Figure data in JSON:

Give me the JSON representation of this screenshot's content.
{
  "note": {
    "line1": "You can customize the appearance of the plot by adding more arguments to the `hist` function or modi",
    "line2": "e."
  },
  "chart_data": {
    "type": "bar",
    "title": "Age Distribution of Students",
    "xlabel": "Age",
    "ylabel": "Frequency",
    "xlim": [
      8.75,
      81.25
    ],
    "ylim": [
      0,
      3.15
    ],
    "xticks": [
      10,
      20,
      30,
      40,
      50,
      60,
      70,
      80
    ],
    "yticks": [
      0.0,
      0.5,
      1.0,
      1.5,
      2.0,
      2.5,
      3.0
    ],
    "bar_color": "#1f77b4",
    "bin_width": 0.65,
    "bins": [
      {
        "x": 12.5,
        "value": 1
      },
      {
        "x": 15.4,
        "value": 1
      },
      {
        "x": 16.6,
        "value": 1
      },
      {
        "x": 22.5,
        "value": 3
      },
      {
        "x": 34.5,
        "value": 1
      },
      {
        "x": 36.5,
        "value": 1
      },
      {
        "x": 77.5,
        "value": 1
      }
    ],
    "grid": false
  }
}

▶ REQUIRED WORK
Go through the data and return every record exactly.

▶ SOLVED PROBLEM
Give me the JSON representation of this screenshot's content.
{
  "note": {
    "line1": "You can customize the appearance of the plot by adding more arguments to the `hist` function or modi",
    "line2": "e."
  },
  "chart_data": {
    "type": "bar",
    "title": "Age Distribution of Students",
    "xlabel": "Age",
    "ylabel": "Frequency",
    "xlim": [
      8.75,
      81.25
    ],
    "ylim": [
      0,
      3.15
    ],
    "xticks": [
      10,
      20,
      30,
      40,
      50,
      60,
      70,
      80
    ],
    "yticks": [
      0.0,
      0.5,
      1.0,
      1.5,
      2.0,
      2.5,
      3.0
    ],
    "bar_color": "#1f77b4",
    "bin_width": 0.65,
    "bins": [
      {
        "x": 12.5,
        "value": 1
      },
      {
        "x": 15.4,
        "value": 1
      },
      {
        "x": 16.6,
        "value": 1
      },
      {
        "x": 22.5,
        "value": 3
      },
      {
        "x": 34.5,
        "value": 1
      },
      {
        "x": 36.5,
        "value": 1
      },
      {
        "x": 77.5,
        "value": 1
      }
    ],
    "grid": false
  }
}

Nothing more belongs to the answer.